Supplied data =
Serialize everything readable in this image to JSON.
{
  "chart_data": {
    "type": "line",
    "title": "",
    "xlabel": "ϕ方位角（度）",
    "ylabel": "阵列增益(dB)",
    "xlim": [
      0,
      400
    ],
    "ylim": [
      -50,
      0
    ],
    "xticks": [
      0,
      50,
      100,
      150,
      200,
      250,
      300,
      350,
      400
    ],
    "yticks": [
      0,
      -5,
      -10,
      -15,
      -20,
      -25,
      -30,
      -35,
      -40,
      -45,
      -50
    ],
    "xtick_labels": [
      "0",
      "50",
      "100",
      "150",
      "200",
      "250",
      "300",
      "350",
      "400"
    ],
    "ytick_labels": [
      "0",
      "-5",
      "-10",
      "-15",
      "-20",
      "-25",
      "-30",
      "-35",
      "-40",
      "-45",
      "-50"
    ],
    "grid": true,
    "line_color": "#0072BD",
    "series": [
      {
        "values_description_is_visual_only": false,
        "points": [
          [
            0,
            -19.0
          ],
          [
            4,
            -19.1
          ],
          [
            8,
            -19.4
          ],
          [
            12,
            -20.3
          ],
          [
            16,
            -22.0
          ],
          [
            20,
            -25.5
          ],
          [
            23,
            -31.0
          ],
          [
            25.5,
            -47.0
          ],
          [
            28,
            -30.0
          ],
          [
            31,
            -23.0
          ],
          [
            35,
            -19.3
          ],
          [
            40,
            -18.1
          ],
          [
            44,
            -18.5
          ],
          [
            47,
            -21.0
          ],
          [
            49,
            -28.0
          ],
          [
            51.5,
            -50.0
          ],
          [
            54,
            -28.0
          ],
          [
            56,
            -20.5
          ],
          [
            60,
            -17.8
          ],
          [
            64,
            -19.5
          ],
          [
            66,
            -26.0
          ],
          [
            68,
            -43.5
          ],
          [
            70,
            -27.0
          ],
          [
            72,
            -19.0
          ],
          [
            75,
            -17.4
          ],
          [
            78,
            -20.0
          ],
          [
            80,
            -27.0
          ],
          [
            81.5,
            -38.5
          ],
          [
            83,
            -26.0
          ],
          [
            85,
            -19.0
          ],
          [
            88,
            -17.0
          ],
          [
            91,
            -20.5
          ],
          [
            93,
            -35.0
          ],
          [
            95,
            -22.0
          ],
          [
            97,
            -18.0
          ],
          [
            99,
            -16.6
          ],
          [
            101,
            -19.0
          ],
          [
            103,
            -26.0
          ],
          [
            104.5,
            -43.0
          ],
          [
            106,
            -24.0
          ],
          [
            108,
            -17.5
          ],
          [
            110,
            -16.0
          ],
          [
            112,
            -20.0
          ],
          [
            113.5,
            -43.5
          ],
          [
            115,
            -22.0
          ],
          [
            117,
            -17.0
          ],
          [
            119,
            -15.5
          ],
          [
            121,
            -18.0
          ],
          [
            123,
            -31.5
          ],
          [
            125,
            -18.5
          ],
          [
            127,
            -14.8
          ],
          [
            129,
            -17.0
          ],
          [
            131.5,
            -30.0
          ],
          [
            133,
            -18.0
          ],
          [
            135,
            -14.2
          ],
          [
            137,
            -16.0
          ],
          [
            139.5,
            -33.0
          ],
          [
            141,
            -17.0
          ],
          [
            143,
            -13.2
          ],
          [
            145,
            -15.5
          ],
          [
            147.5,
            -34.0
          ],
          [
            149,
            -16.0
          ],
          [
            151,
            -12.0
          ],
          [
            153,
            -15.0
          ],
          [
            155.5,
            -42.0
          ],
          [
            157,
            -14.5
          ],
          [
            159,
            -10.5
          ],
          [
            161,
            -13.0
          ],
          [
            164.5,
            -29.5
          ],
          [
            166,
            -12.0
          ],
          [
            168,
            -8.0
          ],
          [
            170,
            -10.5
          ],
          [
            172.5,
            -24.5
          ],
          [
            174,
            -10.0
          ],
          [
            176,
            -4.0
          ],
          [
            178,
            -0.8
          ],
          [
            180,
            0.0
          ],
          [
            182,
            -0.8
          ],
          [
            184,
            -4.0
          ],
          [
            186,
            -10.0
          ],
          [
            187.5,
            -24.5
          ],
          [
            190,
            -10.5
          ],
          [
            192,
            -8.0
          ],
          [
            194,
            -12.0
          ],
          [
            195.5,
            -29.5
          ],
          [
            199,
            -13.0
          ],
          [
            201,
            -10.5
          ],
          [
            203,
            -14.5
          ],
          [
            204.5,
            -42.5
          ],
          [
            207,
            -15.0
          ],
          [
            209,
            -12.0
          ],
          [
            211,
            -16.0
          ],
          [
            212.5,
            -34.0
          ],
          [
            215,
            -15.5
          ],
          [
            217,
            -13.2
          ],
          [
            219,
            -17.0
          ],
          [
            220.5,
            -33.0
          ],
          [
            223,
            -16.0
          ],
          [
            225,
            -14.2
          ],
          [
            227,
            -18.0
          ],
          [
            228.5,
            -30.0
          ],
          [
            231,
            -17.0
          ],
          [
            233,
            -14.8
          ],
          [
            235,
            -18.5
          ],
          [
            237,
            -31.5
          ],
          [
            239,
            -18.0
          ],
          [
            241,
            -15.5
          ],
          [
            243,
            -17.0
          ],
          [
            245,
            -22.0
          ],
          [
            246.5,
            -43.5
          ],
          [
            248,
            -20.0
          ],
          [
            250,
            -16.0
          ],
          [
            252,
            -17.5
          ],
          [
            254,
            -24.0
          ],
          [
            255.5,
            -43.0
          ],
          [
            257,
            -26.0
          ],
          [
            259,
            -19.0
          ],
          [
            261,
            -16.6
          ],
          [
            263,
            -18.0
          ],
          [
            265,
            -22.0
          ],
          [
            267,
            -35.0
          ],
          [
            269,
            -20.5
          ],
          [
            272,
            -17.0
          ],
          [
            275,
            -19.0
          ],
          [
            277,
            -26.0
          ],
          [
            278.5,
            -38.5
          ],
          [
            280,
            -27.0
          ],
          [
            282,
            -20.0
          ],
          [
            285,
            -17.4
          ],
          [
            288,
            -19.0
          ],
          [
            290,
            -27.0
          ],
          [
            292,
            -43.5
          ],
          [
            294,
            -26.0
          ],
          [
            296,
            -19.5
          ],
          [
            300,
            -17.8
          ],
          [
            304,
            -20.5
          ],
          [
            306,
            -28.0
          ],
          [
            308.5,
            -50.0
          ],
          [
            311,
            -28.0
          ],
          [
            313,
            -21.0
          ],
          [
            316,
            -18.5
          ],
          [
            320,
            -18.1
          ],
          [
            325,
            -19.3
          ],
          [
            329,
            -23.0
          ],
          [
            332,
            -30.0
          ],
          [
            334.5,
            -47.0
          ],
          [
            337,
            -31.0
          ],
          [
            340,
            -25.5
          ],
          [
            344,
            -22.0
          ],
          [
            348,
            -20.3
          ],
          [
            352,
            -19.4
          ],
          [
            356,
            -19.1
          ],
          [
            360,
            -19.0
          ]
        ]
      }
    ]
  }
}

Work to do =
Recopy the whole listing exactly.

Solution =
Serialize everything readable in this image to JSON.
{
  "chart_data": {
    "type": "line",
    "title": "",
    "xlabel": "ϕ方位角（度）",
    "ylabel": "阵列增益(dB)",
    "xlim": [
      0,
      400
    ],
    "ylim": [
      -50,
      0
    ],
    "xticks": [
      0,
      50,
      100,
      150,
      200,
      250,
      300,
      350,
      400
    ],
    "yticks": [
      0,
      -5,
      -10,
      -15,
      -20,
      -25,
      -30,
      -35,
      -40,
      -45,
      -50
    ],
    "xtick_labels": [
      "0",
      "50",
      "100",
      "150",
      "200",
      "250",
      "300",
      "350",
      "400"
    ],
    "ytick_labels": [
      "0",
      "-5",
      "-10",
      "-15",
      "-20",
      "-25",
      "-30",
      "-35",
      "-40",
      "-45",
      "-50"
    ],
    "grid": true,
    "line_color": "#0072BD",
    "series": [
      {
        "values_description_is_visual_only": false,
        "points": [
          [
            0,
            -19.0
          ],
          [
            4,
            -19.1
          ],
          [
            8,
            -19.4
          ],
          [
            12,
            -20.3
          ],
          [
            16,
            -22.0
          ],
          [
            20,
            -25.5
          ],
          [
            23,
            -31.0
          ],
          [
            25.5,
            -47.0
          ],
          [
            28,
            -30.0
          ],
          [
            31,
            -23.0
          ],
          [
            35,
            -19.3
          ],
          [
            40,
            -18.1
          ],
          [
            44,
            -18.5
          ],
          [
            47,
            -21.0
          ],
          [
            49,
            -28.0
          ],
          [
            51.5,
            -50.0
          ],
          [
            54,
            -28.0
          ],
          [
            56,
            -20.5
          ],
          [
            60,
            -17.8
          ],
          [
            64,
            -19.5
          ],
          [
            66,
            -26.0
          ],
          [
            68,
            -43.5
          ],
          [
            70,
            -27.0
          ],
          [
            72,
            -19.0
          ],
          [
            75,
            -17.4
          ],
          [
            78,
            -20.0
          ],
          [
            80,
            -27.0
          ],
          [
            81.5,
            -38.5
          ],
          [
            83,
            -26.0
          ],
          [
            85,
            -19.0
          ],
          [
            88,
            -17.0
          ],
          [
            91,
            -20.5
          ],
          [
            93,
            -35.0
          ],
          [
            95,
            -22.0
          ],
          [
            97,
            -18.0
          ],
          [
            99,
            -16.6
          ],
          [
            101,
            -19.0
          ],
          [
            103,
            -26.0
          ],
          [
            104.5,
            -43.0
          ],
          [
            106,
            -24.0
          ],
          [
            108,
            -17.5
          ],
          [
            110,
            -16.0
          ],
          [
            112,
            -20.0
          ],
          [
            113.5,
            -43.5
          ],
          [
            115,
            -22.0
          ],
          [
            117,
            -17.0
          ],
          [
            119,
            -15.5
          ],
          [
            121,
            -18.0
          ],
          [
            123,
            -31.5
          ],
          [
            125,
            -18.5
          ],
          [
            127,
            -14.8
          ],
          [
            129,
            -17.0
          ],
          [
            131.5,
            -30.0
          ],
          [
            133,
            -18.0
          ],
          [
            135,
            -14.2
          ],
          [
            137,
            -16.0
          ],
          [
            139.5,
            -33.0
          ],
          [
            141,
            -17.0
          ],
          [
            143,
            -13.2
          ],
          [
            145,
            -15.5
          ],
          [
            147.5,
            -34.0
          ],
          [
            149,
            -16.0
          ],
          [
            151,
            -12.0
          ],
          [
            153,
            -15.0
          ],
          [
            155.5,
            -42.0
          ],
          [
            157,
            -14.5
          ],
          [
            159,
            -10.5
          ],
          [
            161,
            -13.0
          ],
          [
            164.5,
            -29.5
          ],
          [
            166,
            -12.0
          ],
          [
            168,
            -8.0
          ],
          [
            170,
            -10.5
          ],
          [
            172.5,
            -24.5
          ],
          [
            174,
            -10.0
          ],
          [
            176,
            -4.0
          ],
          [
            178,
            -0.8
          ],
          [
            180,
            0.0
          ],
          [
            182,
            -0.8
          ],
          [
            184,
            -4.0
          ],
          [
            186,
            -10.0
          ],
          [
            187.5,
            -24.5
          ],
          [
            190,
            -10.5
          ],
          [
            192,
            -8.0
          ],
          [
            194,
            -12.0
          ],
          [
            195.5,
            -29.5
          ],
          [
            199,
            -13.0
          ],
          [
            201,
            -10.5
          ],
          [
            203,
            -14.5
          ],
          [
            204.5,
            -42.5
          ],
          [
            207,
            -15.0
          ],
          [
            209,
            -12.0
          ],
          [
            211,
            -16.0
          ],
          [
            212.5,
            -34.0
          ],
          [
            215,
            -15.5
          ],
          [
            217,
            -13.2
          ],
          [
            219,
            -17.0
          ],
          [
            220.5,
            -33.0
          ],
          [
            223,
            -16.0
          ],
          [
            225,
            -14.2
          ],
          [
            227,
            -18.0
          ],
          [
            228.5,
            -30.0
          ],
          [
            231,
            -17.0
          ],
          [
            233,
            -14.8
          ],
          [
            235,
            -18.5
          ],
          [
            237,
            -31.5
          ],
          [
            239,
            -18.0
          ],
          [
            241,
            -15.5
          ],
          [
            243,
            -17.0
          ],
          [
            245,
            -22.0
          ],
          [
            246.5,
            -43.5
          ],
          [
            248,
            -20.0
          ],
          [
            250,
            -16.0
          ],
          [
            252,
            -17.5
          ],
          [
            254,
            -24.0
          ],
          [
            255.5,
            -43.0
          ],
          [
            257,
            -26.0
          ],
          [
            259,
            -19.0
          ],
          [
            261,
            -16.6
          ],
          [
            263,
            -18.0
          ],
          [
            265,
            -22.0
          ],
          [
            267,
            -35.0
          ],
          [
            269,
            -20.5
          ],
          [
            272,
            -17.0
          ],
          [
            275,
            -19.0
          ],
          [
            277,
            -26.0
          ],
          [
            278.5,
            -38.5
          ],
          [
            280,
            -27.0
          ],
          [
            282,
            -20.0
          ],
          [
            285,
            -17.4
          ],
          [
            288,
            -19.0
          ],
          [
            290,
            -27.0
          ],
          [
            292,
            -43.5
          ],
          [
            294,
            -26.0
          ],
          [
            296,
            -19.5
          ],
          [
            300,
            -17.8
          ],
          [
            304,
            -20.5
          ],
          [
            306,
            -28.0
          ],
          [
            308.5,
            -50.0
          ],
          [
            311,
            -28.0
          ],
          [
            313,
            -21.0
          ],
          [
            316,
            -18.5
          ],
          [
            320,
            -18.1
          ],
          [
            325,
            -19.3
          ],
          [
            329,
            -23.0
          ],
          [
            332,
            -30.0
          ],
          [
            334.5,
            -47.0
          ],
          [
            337,
            -31.0
          ],
          [
            340,
            -25.5
          ],
          [
            344,
            -22.0
          ],
          [
            348,
            -20.3
          ],
          [
            352,
            -19.4
          ],
          [
            356,
            -19.1
          ],
          [
            360,
            -19.0
          ]
        ]
      }
    ]
  }
}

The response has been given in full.